### JOB:
Copy out all lines with the word "Singhal" in them.
* BEGIN MATERIAL SUPPLIED *
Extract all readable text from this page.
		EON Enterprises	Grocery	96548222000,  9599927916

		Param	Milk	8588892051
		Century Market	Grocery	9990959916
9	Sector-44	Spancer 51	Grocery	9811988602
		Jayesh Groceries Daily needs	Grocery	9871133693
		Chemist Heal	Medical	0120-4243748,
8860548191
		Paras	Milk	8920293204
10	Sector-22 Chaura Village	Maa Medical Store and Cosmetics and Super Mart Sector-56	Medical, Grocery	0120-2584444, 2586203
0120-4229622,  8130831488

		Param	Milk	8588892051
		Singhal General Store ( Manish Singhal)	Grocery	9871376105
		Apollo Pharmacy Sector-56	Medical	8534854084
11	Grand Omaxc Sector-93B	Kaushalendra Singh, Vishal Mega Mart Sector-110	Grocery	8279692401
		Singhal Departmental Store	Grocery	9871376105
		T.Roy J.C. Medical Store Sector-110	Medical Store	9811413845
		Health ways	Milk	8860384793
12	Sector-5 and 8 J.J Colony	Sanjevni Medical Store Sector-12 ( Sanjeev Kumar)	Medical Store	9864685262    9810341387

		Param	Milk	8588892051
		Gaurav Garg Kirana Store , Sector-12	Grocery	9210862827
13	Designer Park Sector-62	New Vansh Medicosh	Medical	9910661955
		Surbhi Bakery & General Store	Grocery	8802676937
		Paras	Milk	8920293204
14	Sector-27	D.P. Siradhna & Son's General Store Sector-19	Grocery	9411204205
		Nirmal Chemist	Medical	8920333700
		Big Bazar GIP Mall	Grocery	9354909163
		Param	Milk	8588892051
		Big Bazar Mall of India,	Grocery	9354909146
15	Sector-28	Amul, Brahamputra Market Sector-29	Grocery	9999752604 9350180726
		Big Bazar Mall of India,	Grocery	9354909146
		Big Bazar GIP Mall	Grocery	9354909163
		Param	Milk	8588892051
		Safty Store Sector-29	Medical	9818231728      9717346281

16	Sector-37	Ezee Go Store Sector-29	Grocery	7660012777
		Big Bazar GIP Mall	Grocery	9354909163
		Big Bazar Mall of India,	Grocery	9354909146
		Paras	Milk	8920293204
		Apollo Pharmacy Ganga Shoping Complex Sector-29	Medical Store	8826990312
* END MATERIAL SUPPLIED *
### PROBLEM SOLUTION:
		Singhal General Store ( Manish Singhal)	Grocery	9871376105
		Singhal Departmental Store	Grocery	9871376105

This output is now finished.